• Figure record extracts:
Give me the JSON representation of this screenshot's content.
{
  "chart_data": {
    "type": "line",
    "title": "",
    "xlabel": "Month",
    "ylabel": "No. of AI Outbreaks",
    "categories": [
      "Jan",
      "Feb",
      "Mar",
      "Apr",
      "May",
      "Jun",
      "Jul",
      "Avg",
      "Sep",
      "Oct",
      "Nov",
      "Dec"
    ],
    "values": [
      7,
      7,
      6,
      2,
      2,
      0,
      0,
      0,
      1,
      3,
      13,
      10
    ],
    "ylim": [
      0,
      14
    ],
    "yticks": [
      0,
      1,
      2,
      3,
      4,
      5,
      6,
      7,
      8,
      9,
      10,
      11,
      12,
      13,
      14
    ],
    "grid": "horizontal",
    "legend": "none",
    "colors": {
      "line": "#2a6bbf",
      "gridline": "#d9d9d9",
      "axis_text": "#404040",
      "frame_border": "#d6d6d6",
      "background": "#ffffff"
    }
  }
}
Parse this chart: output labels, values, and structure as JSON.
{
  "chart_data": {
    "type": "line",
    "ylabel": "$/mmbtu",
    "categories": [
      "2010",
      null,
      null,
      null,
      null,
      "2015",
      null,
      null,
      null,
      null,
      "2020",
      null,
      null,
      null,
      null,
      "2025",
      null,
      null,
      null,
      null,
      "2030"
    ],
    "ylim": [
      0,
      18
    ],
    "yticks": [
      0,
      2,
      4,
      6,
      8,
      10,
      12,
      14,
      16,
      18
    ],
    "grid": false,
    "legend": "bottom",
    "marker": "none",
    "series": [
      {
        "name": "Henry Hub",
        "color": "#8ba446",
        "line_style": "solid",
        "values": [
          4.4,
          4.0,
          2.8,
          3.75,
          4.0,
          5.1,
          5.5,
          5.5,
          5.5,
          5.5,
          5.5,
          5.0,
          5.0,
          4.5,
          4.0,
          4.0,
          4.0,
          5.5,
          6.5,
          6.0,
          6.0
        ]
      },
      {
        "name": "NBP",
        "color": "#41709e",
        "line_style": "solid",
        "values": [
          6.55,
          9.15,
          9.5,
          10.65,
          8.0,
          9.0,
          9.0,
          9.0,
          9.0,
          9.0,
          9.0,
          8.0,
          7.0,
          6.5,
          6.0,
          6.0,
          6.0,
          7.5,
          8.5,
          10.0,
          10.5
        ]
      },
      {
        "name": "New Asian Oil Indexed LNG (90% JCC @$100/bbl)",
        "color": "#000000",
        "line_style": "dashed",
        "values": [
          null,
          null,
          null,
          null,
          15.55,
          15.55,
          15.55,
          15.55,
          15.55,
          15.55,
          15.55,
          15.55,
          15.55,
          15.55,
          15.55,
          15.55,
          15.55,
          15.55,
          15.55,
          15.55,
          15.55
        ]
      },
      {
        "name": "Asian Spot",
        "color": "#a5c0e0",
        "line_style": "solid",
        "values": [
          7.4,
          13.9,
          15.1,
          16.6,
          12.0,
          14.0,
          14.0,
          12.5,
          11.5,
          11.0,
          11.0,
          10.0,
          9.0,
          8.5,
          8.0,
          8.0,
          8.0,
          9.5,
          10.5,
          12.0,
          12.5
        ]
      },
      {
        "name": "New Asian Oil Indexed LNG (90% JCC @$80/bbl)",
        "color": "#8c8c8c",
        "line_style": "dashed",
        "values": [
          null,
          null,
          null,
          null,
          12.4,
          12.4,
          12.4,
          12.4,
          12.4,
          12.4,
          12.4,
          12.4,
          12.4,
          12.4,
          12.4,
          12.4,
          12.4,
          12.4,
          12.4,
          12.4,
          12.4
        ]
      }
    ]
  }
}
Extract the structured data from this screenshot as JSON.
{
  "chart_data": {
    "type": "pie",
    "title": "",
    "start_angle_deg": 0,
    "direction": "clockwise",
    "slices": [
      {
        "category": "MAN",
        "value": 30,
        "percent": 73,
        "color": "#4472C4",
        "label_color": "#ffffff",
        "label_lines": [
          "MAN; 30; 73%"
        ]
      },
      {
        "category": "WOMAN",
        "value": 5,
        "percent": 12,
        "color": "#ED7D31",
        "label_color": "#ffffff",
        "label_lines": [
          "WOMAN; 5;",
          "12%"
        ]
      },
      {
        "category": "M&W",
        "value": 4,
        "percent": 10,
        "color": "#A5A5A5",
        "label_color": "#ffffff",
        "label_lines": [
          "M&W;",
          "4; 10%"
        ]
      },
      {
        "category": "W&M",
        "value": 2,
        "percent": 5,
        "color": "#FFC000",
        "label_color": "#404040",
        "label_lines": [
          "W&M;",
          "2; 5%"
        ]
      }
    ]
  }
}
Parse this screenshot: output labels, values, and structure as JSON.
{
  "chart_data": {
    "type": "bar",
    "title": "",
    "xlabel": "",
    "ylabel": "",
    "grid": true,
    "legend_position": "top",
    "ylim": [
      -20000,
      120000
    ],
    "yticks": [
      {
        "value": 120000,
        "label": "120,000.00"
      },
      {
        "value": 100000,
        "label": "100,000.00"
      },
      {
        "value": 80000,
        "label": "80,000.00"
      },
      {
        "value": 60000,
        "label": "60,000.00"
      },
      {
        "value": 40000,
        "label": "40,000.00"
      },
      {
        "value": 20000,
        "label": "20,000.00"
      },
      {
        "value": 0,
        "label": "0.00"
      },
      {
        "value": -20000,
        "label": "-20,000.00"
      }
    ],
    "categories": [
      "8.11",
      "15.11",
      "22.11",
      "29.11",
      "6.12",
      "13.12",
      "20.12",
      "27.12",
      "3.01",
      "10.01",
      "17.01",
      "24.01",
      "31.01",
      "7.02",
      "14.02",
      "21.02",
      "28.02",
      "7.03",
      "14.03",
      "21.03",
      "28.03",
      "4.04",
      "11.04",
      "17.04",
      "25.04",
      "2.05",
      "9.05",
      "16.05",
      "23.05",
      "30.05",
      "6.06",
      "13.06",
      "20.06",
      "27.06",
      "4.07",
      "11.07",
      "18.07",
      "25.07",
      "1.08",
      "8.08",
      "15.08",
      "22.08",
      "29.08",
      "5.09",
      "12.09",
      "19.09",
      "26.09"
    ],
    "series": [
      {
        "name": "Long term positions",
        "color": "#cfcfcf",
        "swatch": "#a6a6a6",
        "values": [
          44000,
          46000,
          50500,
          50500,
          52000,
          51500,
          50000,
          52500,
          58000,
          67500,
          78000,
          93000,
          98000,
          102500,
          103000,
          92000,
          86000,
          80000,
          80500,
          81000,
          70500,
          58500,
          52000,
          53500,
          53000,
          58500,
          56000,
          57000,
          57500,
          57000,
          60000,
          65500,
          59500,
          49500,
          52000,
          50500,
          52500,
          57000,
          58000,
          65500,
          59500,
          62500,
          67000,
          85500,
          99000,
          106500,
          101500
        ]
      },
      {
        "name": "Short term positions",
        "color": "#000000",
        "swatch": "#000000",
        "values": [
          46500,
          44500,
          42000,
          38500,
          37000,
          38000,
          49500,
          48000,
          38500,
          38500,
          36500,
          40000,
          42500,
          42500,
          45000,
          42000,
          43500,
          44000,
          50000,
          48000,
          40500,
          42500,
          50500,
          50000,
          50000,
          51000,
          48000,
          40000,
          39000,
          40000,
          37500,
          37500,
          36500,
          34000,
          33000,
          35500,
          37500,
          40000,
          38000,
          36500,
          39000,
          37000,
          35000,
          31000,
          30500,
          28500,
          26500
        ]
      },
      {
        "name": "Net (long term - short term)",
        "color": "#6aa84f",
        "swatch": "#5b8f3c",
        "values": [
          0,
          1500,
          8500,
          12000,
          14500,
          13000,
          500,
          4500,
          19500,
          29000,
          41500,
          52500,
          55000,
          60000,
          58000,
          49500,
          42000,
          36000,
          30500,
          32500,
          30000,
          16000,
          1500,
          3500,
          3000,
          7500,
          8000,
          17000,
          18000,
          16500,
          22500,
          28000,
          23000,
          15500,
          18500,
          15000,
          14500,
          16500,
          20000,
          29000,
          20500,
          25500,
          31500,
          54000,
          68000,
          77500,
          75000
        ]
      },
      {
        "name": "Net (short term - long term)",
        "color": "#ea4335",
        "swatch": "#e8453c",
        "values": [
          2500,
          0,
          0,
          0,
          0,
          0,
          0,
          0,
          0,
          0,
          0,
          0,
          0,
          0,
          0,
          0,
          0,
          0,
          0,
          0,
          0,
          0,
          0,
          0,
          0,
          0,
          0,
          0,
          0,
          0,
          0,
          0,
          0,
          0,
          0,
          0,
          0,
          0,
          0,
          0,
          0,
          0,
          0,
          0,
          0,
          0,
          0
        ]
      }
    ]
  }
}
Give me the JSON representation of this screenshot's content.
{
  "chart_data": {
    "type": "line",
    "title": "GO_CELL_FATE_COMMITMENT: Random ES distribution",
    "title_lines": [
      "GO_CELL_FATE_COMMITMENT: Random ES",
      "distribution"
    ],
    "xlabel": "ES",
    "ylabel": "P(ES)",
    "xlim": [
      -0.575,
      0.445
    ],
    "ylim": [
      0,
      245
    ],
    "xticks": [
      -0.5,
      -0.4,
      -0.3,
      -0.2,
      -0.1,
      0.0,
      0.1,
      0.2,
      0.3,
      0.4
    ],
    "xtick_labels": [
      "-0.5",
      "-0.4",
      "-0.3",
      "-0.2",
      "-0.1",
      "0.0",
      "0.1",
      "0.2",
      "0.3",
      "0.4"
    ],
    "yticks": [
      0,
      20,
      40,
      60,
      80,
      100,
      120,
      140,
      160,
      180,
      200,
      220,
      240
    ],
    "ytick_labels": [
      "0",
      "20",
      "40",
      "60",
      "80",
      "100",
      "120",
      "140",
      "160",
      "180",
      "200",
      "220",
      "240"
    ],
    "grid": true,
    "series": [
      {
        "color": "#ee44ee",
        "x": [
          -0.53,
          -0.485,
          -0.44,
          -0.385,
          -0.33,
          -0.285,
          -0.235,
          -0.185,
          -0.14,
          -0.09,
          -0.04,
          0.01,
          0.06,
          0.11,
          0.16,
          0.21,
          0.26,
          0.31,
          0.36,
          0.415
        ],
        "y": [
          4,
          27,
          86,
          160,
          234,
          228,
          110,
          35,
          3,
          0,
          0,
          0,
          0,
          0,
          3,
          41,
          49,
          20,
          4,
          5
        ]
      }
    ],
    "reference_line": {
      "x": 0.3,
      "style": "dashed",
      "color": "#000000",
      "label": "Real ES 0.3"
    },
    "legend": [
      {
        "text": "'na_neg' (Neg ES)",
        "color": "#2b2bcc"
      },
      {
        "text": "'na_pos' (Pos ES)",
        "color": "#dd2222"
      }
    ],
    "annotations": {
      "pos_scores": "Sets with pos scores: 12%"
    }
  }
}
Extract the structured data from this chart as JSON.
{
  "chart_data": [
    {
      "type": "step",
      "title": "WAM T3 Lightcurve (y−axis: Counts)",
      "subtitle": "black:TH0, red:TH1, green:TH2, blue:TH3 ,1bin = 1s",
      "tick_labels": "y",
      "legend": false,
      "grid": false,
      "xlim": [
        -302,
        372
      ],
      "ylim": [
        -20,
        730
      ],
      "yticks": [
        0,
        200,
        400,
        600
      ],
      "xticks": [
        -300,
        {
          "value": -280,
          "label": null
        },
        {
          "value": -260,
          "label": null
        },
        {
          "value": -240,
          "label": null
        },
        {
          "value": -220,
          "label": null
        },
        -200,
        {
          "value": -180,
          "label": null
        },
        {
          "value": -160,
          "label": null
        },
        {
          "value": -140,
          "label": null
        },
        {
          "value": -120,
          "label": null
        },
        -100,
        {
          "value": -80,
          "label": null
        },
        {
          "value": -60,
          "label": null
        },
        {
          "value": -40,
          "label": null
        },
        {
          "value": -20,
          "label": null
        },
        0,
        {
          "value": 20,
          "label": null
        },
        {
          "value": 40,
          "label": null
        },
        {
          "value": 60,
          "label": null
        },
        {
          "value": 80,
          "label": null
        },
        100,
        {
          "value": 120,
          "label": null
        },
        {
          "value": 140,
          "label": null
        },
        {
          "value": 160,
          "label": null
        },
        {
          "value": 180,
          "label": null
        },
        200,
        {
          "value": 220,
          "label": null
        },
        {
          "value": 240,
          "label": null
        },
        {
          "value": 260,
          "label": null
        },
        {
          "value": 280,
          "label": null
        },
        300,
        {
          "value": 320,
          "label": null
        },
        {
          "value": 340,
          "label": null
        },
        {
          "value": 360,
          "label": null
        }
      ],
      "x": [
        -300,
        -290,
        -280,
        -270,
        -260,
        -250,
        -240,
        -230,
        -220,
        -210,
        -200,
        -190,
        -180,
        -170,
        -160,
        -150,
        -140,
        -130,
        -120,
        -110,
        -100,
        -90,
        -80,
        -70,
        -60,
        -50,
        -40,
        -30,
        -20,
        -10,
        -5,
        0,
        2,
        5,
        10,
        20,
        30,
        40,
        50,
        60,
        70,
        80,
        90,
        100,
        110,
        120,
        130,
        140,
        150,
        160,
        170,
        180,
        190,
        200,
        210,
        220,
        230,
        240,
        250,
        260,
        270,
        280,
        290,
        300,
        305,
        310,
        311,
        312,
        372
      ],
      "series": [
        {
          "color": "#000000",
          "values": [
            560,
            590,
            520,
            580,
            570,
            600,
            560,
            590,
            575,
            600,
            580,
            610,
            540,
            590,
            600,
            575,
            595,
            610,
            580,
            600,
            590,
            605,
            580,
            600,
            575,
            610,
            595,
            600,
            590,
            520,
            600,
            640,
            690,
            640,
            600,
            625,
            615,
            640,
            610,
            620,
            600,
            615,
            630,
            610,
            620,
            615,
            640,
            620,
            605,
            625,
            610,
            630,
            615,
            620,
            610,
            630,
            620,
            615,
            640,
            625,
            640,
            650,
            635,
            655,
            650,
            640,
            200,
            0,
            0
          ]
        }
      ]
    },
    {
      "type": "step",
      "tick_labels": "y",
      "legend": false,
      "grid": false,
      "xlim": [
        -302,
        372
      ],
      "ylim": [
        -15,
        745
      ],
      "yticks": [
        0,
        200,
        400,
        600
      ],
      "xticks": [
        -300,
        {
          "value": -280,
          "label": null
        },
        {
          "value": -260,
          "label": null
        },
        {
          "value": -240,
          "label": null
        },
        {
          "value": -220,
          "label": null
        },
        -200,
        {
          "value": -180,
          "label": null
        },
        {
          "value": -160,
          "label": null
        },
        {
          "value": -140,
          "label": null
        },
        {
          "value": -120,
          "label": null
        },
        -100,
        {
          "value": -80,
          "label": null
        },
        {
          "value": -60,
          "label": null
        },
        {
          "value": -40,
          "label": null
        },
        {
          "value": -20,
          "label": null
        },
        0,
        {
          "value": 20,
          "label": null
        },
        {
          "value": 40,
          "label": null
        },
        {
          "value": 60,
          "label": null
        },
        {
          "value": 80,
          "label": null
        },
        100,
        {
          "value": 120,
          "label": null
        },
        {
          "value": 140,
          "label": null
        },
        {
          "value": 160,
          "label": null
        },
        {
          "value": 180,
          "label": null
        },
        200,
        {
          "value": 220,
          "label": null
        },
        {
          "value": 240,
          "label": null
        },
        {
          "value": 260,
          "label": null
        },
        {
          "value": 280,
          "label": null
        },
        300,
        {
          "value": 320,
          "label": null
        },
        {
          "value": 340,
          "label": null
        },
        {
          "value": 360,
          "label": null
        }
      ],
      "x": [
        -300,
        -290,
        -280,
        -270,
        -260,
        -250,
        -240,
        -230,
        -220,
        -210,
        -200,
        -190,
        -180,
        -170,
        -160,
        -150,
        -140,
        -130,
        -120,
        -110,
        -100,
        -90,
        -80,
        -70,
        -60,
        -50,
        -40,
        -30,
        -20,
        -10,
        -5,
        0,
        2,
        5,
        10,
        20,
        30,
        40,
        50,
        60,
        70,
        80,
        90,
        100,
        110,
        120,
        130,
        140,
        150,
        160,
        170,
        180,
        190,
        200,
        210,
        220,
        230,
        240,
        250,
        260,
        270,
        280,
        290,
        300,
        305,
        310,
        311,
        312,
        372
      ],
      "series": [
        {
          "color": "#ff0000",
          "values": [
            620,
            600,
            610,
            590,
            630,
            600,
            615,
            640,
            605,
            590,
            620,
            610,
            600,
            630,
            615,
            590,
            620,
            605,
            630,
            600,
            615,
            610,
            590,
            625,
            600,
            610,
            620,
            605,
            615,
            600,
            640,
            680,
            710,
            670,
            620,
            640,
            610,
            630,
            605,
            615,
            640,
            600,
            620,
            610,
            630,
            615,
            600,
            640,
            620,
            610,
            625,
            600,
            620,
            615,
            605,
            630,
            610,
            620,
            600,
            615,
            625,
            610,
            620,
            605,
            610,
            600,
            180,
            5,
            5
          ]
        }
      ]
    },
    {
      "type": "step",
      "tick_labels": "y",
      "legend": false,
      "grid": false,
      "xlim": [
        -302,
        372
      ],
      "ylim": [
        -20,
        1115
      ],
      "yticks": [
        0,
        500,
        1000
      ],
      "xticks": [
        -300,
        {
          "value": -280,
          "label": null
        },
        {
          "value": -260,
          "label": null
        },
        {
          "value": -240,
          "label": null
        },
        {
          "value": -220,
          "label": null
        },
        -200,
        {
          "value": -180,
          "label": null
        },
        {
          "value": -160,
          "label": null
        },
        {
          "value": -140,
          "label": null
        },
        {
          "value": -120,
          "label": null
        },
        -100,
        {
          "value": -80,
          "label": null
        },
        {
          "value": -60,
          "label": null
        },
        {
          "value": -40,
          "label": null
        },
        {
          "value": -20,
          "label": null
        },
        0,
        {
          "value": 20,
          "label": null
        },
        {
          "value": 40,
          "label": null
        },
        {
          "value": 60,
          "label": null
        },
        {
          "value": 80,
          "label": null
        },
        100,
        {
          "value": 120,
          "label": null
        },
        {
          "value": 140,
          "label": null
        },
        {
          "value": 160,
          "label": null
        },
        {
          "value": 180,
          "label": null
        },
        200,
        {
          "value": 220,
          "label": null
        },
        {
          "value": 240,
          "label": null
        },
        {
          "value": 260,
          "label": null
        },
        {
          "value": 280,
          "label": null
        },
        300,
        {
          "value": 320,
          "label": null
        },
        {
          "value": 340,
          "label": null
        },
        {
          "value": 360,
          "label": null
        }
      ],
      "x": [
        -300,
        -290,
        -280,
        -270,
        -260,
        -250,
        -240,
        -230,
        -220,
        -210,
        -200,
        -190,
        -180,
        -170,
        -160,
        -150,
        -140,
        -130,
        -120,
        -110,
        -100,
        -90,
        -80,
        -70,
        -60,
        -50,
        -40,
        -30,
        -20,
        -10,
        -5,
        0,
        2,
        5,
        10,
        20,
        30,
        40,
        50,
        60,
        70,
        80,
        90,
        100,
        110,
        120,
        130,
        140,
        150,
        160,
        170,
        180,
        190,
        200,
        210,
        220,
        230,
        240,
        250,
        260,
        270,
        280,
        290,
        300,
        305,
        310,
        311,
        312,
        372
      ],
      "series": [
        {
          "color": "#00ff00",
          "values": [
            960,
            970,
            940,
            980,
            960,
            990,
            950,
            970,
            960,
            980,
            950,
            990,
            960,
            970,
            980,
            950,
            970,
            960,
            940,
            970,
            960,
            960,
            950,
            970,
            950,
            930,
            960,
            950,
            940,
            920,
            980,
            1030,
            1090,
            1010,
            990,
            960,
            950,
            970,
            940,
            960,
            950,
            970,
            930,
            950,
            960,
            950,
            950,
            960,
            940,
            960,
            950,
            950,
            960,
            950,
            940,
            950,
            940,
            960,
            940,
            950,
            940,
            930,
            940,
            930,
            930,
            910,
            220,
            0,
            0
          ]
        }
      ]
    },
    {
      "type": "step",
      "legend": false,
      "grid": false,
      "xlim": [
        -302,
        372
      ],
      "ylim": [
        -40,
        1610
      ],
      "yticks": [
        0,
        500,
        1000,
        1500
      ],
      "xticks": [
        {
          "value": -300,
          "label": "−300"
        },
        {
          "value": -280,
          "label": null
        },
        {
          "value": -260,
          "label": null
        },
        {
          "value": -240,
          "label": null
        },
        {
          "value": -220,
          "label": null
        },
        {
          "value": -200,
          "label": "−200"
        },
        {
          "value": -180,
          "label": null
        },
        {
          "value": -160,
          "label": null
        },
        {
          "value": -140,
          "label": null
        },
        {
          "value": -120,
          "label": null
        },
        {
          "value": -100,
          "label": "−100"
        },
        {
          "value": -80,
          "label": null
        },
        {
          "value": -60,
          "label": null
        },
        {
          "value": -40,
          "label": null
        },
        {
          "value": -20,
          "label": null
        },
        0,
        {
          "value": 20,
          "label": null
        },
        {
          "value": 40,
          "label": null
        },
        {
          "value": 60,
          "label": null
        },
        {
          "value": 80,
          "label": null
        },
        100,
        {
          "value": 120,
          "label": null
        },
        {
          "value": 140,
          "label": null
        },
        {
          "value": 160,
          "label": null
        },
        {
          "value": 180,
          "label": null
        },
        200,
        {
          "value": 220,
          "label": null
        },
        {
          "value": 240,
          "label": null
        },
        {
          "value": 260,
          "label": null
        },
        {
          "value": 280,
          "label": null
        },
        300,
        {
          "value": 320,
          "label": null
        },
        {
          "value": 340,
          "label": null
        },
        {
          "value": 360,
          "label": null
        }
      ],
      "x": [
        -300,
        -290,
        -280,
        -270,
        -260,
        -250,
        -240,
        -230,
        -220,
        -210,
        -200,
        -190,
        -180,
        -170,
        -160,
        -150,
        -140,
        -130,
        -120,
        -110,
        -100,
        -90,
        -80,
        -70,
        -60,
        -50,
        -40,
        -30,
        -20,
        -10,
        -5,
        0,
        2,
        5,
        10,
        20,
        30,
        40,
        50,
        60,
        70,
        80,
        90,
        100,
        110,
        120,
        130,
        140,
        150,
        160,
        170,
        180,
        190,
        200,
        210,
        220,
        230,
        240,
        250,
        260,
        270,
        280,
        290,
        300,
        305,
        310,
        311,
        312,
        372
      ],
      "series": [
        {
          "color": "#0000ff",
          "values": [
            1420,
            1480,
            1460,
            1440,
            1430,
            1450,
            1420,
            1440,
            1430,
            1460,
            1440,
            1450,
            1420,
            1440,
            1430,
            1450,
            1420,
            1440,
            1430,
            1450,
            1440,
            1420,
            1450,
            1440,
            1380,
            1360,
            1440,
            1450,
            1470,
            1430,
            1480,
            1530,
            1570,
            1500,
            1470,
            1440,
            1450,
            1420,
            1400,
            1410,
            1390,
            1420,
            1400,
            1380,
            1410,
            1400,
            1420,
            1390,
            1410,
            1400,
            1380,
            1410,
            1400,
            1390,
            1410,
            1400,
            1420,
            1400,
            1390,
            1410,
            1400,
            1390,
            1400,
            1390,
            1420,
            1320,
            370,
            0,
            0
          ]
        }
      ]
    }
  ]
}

• To do:
Which lines above contain "from"? Show each of them.

• Finished exercise:
Extract the structured data from this screenshot as JSON.
Extract the structured data from this chart as JSON.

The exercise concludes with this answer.